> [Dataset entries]
=====

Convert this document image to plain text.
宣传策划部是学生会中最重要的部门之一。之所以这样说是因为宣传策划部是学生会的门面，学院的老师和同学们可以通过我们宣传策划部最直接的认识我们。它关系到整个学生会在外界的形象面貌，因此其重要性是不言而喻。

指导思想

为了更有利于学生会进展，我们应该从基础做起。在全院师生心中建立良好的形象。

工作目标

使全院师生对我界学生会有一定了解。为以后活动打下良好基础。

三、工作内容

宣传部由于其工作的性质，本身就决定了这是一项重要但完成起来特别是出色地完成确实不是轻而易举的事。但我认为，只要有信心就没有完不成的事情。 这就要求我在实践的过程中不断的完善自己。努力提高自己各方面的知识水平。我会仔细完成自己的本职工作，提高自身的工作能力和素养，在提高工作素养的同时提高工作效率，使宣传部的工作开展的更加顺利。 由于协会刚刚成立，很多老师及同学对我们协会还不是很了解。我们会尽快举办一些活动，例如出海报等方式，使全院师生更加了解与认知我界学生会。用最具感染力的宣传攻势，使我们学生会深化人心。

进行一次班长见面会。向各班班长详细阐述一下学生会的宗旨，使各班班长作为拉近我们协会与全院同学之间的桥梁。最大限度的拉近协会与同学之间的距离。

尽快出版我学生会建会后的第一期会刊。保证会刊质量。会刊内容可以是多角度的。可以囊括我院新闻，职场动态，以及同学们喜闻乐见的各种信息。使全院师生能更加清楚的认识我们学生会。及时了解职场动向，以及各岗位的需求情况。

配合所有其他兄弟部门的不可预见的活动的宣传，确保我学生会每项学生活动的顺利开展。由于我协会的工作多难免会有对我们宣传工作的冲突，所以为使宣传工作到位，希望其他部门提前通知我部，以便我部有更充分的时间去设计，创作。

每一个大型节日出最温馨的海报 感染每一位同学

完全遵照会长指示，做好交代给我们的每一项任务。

=====

> [Job]
Copy the entries above exactly, leaving none out.

> [Completed task]
Convert this document image to plain text.
宣传策划部是学生会中最重要的部门之一。之所以这样说是因为宣传策划部是学生会的门面，学院的老师和同学们可以通过我们宣传策划部最直接的认识我们。它关系到整个学生会在外界的形象面貌，因此其重要性是不言而喻。

指导思想

为了更有利于学生会进展，我们应该从基础做起。在全院师生心中建立良好的形象。

工作目标

使全院师生对我界学生会有一定了解。为以后活动打下良好基础。

三、工作内容

宣传部由于其工作的性质，本身就决定了这是一项重要但完成起来特别是出色地完成确实不是轻而易举的事。但我认为，只要有信心就没有完不成的事情。 这就要求我在实践的过程中不断的完善自己。努力提高自己各方面的知识水平。我会仔细完成自己的本职工作，提高自身的工作能力和素养，在提高工作素养的同时提高工作效率，使宣传部的工作开展的更加顺利。 由于协会刚刚成立，很多老师及同学对我们协会还不是很了解。我们会尽快举办一些活动，例如出海报等方式，使全院师生更加了解与认知我界学生会。用最具感染力的宣传攻势，使我们学生会深化人心。

进行一次班长见面会。向各班班长详细阐述一下学生会的宗旨，使各班班长作为拉近我们协会与全院同学之间的桥梁。最大限度的拉近协会与同学之间的距离。

尽快出版我学生会建会后的第一期会刊。保证会刊质量。会刊内容可以是多角度的。可以囊括我院新闻，职场动态，以及同学们喜闻乐见的各种信息。使全院师生能更加清楚的认识我们学生会。及时了解职场动向，以及各岗位的需求情况。

配合所有其他兄弟部门的不可预见的活动的宣传，确保我学生会每项学生活动的顺利开展。由于我协会的工作多难免会有对我们宣传工作的冲突，所以为使宣传工作到位，希望其他部门提前通知我部，以便我部有更充分的时间去设计，创作。

每一个大型节日出最温馨的海报 感染每一位同学

完全遵照会长指示，做好交代给我们的每一项任务。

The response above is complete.